What the task requires | Below are some records. Pull every line that contains the word "Noise".

Supplied information |
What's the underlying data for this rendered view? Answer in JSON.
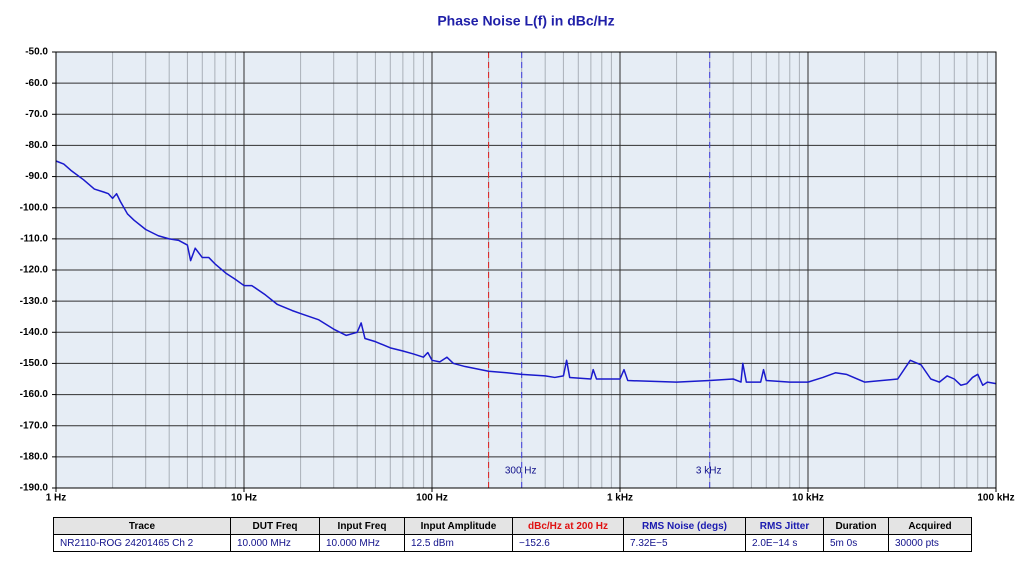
{
  "chart_data": {
    "type": "line",
    "title": "Phase Noise L(f) in dBc/Hz",
    "xscale": "log",
    "xlim": [
      1,
      100000
    ],
    "ylim": [
      -190,
      -50
    ],
    "xticks": [
      {
        "value": 1,
        "label": "1 Hz"
      },
      {
        "value": 10,
        "label": "10 Hz"
      },
      {
        "value": 100,
        "label": "100 Hz"
      },
      {
        "value": 1000,
        "label": "1 kHz"
      },
      {
        "value": 10000,
        "label": "10 kHz"
      },
      {
        "value": 100000,
        "label": "100 kHz"
      }
    ],
    "xminorticks": [
      2,
      3,
      4,
      5,
      6,
      7,
      8,
      9,
      20,
      30,
      40,
      50,
      60,
      70,
      80,
      90,
      200,
      300,
      400,
      500,
      600,
      700,
      800,
      900,
      2000,
      3000,
      4000,
      5000,
      6000,
      7000,
      8000,
      9000,
      20000,
      30000,
      40000,
      50000,
      60000,
      70000,
      80000,
      90000
    ],
    "yticks": [
      {
        "value": -50,
        "label": "-50.0"
      },
      {
        "value": -60,
        "label": "-60.0"
      },
      {
        "value": -70,
        "label": "-70.0"
      },
      {
        "value": -80,
        "label": "-80.0"
      },
      {
        "value": -90,
        "label": "-90.0"
      },
      {
        "value": -100,
        "label": "-100.0"
      },
      {
        "value": -110,
        "label": "-110.0"
      },
      {
        "value": -120,
        "label": "-120.0"
      },
      {
        "value": -130,
        "label": "-130.0"
      },
      {
        "value": -140,
        "label": "-140.0"
      },
      {
        "value": -150,
        "label": "-150.0"
      },
      {
        "value": -160,
        "label": "-160.0"
      },
      {
        "value": -170,
        "label": "-170.0"
      },
      {
        "value": -180,
        "label": "-180.0"
      },
      {
        "value": -190,
        "label": "-190.0"
      }
    ],
    "grid": true,
    "markers": [
      {
        "x": 200,
        "color": "#e02020"
      },
      {
        "x": 300,
        "label": "300 Hz",
        "color": "#4040e0"
      },
      {
        "x": 3000,
        "label": "3 kHz",
        "color": "#4040e0"
      }
    ],
    "series": [
      {
        "color": "#1a1acd",
        "x": [
          1,
          1.1,
          1.2,
          1.4,
          1.6,
          1.8,
          1.9,
          2.0,
          2.1,
          2.2,
          2.4,
          2.6,
          3,
          3.5,
          4,
          4.5,
          5,
          5.2,
          5.5,
          6,
          6.5,
          7,
          8,
          9,
          10,
          11,
          13,
          15,
          18,
          20,
          25,
          30,
          35,
          40,
          42,
          44,
          50,
          60,
          70,
          80,
          90,
          95,
          100,
          110,
          120,
          130,
          150,
          200,
          250,
          300,
          400,
          450,
          500,
          520,
          540,
          700,
          720,
          750,
          1000,
          1050,
          1100,
          2000,
          3000,
          4000,
          4400,
          4500,
          4700,
          5600,
          5800,
          6000,
          8000,
          10000,
          12000,
          14000,
          16000,
          20000,
          30000,
          35000,
          40000,
          45000,
          50000,
          55000,
          60000,
          65000,
          70000,
          75000,
          80000,
          85000,
          90000,
          100000
        ],
        "values": [
          -85,
          -86,
          -88,
          -91,
          -94,
          -95,
          -95.5,
          -97,
          -95.5,
          -98,
          -102,
          -104,
          -107,
          -109,
          -110,
          -110.5,
          -112,
          -117,
          -113,
          -116,
          -116,
          -118,
          -121,
          -123,
          -125,
          -125,
          -128,
          -131,
          -133,
          -134,
          -136,
          -139,
          -141,
          -140,
          -137,
          -142,
          -143,
          -145,
          -146,
          -147,
          -148,
          -146.5,
          -149,
          -149.5,
          -148,
          -150,
          -151,
          -152.5,
          -153,
          -153.5,
          -154,
          -154.5,
          -154,
          -149,
          -154.5,
          -155,
          -152,
          -155,
          -155,
          -152,
          -155.5,
          -156,
          -155.5,
          -155,
          -156,
          -150,
          -156,
          -156,
          -152,
          -155.5,
          -156,
          -156,
          -154.5,
          -153,
          -153.5,
          -156,
          -155,
          -149,
          -150.5,
          -155,
          -156,
          -154,
          -155,
          -157,
          -156.5,
          -154.5,
          -153.5,
          -157,
          -156,
          -156.5
        ]
      }
    ]
  },
  "table": {
    "headers": [
      "Trace",
      "DUT Freq",
      "Input Freq",
      "Input Amplitude",
      "dBc/Hz at 200 Hz",
      "RMS Noise (degs)",
      "RMS Jitter",
      "Duration",
      "Acquired"
    ],
    "rows": [
      [
        "NR2110-ROG 24201465  Ch 2",
        "10.000 MHz",
        "10.000 MHz",
        "12.5 dBm",
        "−152.6",
        "7.32E−5",
        "2.0E−14 s",
        "5m 0s",
        "30000 pts"
      ]
    ]
  }
}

Correct result |
    "title": "Phase Noise L(f) in dBc/Hz",
      "RMS Noise (degs)",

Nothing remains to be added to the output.